### [WHAT YOU NEED TO DO]
Pull out every line with the word "Input" from the entries below.

Dataset records
★ ★ ★ ★ ★ ★ ★
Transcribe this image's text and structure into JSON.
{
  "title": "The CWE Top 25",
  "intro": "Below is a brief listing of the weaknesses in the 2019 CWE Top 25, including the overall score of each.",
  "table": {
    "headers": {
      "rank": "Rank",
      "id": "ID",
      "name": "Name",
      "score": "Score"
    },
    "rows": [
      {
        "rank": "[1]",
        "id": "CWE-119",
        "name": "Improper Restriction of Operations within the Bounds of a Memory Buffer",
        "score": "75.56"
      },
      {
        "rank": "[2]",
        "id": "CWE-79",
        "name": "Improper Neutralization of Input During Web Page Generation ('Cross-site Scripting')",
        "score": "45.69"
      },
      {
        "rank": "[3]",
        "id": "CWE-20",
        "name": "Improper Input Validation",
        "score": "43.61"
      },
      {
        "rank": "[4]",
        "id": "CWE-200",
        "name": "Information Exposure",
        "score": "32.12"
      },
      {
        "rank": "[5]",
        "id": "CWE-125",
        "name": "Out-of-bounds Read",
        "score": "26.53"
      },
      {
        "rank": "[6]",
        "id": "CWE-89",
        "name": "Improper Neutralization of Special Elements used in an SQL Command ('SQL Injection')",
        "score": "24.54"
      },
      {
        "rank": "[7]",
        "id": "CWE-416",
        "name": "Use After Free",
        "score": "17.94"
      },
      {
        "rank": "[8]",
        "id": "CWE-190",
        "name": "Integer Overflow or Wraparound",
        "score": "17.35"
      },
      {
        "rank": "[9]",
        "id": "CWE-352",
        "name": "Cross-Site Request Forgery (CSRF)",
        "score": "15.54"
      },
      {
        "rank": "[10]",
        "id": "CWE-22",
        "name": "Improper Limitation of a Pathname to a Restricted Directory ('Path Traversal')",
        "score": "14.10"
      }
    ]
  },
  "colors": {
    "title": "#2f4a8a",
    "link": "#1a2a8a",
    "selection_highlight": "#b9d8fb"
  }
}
★ ★ ★ ★ ★ ★ ★
### [RESPONSE BELOW]
        "name": "Improper Neutralization of Input During Web Page Generation ('Cross-site Scripting')",
        "name": "Improper Input Validation",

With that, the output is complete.